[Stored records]

######

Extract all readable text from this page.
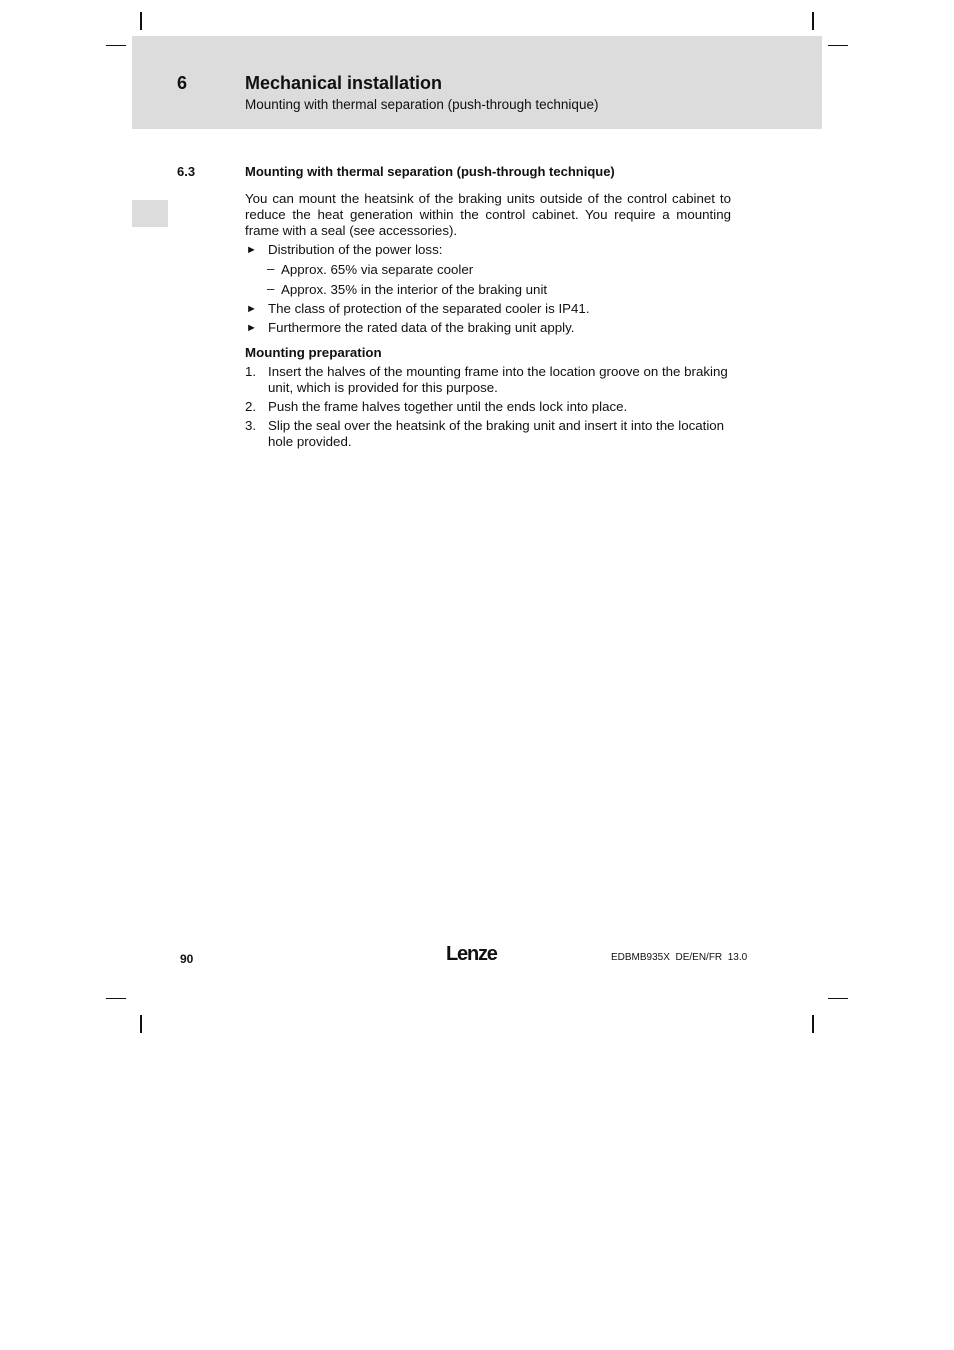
6	Mechanical installation
Mounting with thermal separation (push-through technique)
6.3	Mounting with thermal separation (push-through technique)

You can mount the heatsink of the braking units outside of the control cabinet to reduce the heat generation within the control cabinet. You require a mounting frame with a seal (see accessories).

► Distribution of the power loss:
– Approx. 65% via separate cooler
– Approx. 35% in the interior of the braking unit
► The class of protection of the separated cooler is IP41.
► Furthermore the rated data of the braking unit apply.
Mounting preparation
1. Insert the halves of the mounting frame into the location groove on the braking unit, which is provided for this purpose.
2. Push the frame halves together until the ends lock into place.
3. Slip the seal over the heatsink of the braking unit and insert it into the location hole provided.
90	Lenze	EDBMB935X  DE/EN/FR  13.0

######

* Stated task *
Gather, from the listing above, every line carrying the word "through".

* Solution to this exercise *
Mounting with thermal separation (push-through technique)
6.3	Mounting with thermal separation (push-through technique)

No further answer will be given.